Passage provided =>
···
11g R2 RAC: NIC BONDING

 

 Oracle uses interconnect for both cache fusion and oracle clusterware messaging. Based on the number of nodes in the configuration, either the interconnect can be a crossover cable when only two nodes are participating the cluster or it can be connected via a switch. Networks, both public and private can be single points of failure, Such failures can disrupt the operation of the cluster and reduce availability. To avoid such failures, redundant networks should be configured. This means That dual network adapters should be configured for both public and private networks. However, to enable dual network connections and to load-balance network traffic across the dual network Adapters, features such as network interface card (NIC) bonding or NIC pairing should be used whenever possible.

 

  NIC bonding is a method of pairing multiple physical network connections into a single logical interface. This logical interface is used to establish connection with the database server. By allowing all network connections that are part of the logical interface to be used during communication, this provides load-balancing capabilities that would not be otherwise available. In addition, when one of the network connections fails, the other connection will continue to receive and transmit data, making it fault tolerant.

 

  In a RAC configuration, there is a requirement to have a minimum of two network connections. One connection is for the private interface between the nodes in the cluster, and the other connection , called the public interface, is for users or application servers to connect and transmit data to the database server.
  Private IP addresses are required by Oracle RAC to provide communication between the cluster nodes. Depending on your private network configuration, you may need one or more IP addresses.

 

  Let’s implement and test NIC bonding in an 11gR2 RAC setup.

 

Current configuration is as follows:

 

– 2 node VM setup – Node1, Node2

 

Public network  – eth0
                       Node1 : 192.9.201.183
                       Node2 : 192.9.201.187

 

Private interconnect – eth1
                       Node1 : 10.0.0.1
                       Node2 : 10.0.0.2

 

– On both the nodes, before powering them on, Create  two network interfaces eth2 and eth3 which will be bonded and will replace current  private interconnect eth1.
– Power on both machines
– check that cluster services are running –
Node1#crsctl stat res -t
Node1#oifcfg getif
eth0 192.9.201.0 global public
eth1 10.0.0.0 global cluster_interconnect
———————
– On both the nodes,
———————

 

Step:
 – Using neat
   . deactivate both eth2 and eth3 (have been assigned ipaddress by DHCP)
   . Edit eth1 and remove entries for ipaddress and netmask because we will use same ipaddress (10.0.0.1/2) for bond0 on both the nodes so that  we don’t have to make a new entry in DNS.

 

Step:
- Create a logical interface (bond0) :
  Create bond0 Configuration File in /etc/sysconfig/network-scripts directory on both machines. The IPaddress used is the same as that was used for eth1 on both the nodes.
···
List of tasks =>
• A. Answer these questions from the NIC bonding page:
(i) For which two purposes does Oracle use the interconnect?
(ii) Which interface serves the public network in the current configuration?
(iii) Which IP addresses will bond0 use on Node1 and Node2?
• B. Restate the paragraph of the NIC bonding page that begins "NIC bonding is a method" as a short bulleted list that keeps its main facts.
• C. Set down the stretch of the NIC bonding page from "11g R2 RAC: NIC" through "used whenever possible.", word for word.

Dataset items =>
···
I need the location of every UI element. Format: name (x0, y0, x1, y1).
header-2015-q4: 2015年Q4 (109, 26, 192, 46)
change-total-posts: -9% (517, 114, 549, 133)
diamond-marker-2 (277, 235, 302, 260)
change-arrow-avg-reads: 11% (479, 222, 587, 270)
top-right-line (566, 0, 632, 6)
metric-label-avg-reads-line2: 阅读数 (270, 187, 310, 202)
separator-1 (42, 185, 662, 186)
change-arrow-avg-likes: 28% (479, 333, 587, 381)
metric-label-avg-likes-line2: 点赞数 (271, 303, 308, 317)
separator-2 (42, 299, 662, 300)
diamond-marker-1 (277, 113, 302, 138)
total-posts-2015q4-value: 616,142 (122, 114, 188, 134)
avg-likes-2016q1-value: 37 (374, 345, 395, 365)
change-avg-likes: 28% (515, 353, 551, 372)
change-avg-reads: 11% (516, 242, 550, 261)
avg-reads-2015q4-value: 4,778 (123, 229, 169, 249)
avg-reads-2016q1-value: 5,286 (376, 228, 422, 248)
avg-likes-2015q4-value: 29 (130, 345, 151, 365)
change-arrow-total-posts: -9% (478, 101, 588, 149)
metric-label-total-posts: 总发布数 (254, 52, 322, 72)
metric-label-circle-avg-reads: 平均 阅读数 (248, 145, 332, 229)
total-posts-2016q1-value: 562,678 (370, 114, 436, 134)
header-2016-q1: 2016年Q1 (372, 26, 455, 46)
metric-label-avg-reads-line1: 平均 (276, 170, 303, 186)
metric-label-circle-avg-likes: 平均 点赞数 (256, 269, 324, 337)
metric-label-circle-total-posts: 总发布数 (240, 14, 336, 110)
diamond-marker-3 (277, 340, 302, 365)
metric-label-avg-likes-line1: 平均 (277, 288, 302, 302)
···
Outputs =>
• A.
(i) Cache fusion and Oracle Clusterware messaging.
(ii) eth0.
(iii) 10.0.0.1 on Node1 and 10.0.0.2 on Node2, the same addresses previously used for eth1.

• B.
- NIC bonding combines multiple physical network connections into a single logical interface.
- This logical interface establishes the connection with the database server.
- Because all connections in the logical interface are used during communication, bonding provides load balancing that would not otherwise be available.
- If one connection fails, the other continues to receive and transmit data, which makes the setup fault tolerant.

• C.
11g R2 RAC: NIC BONDING

 

 Oracle uses interconnect for both cache fusion and oracle clusterware messaging. Based on the number of nodes in the configuration, either the interconnect can be a crossover cable when only two nodes are participating the cluster or it can be connected via a switch. Networks, both public and private can be single points of failure, Such failures can disrupt the operation of the cluster and reduce availability. To avoid such failures, redundant networks should be configured. This means That dual network adapters should be configured for both public and private networks. However, to enable dual network connections and to load-balance network traffic across the dual network Adapters, features such as network interface card (NIC) bonding or NIC pairing should be used whenever possible.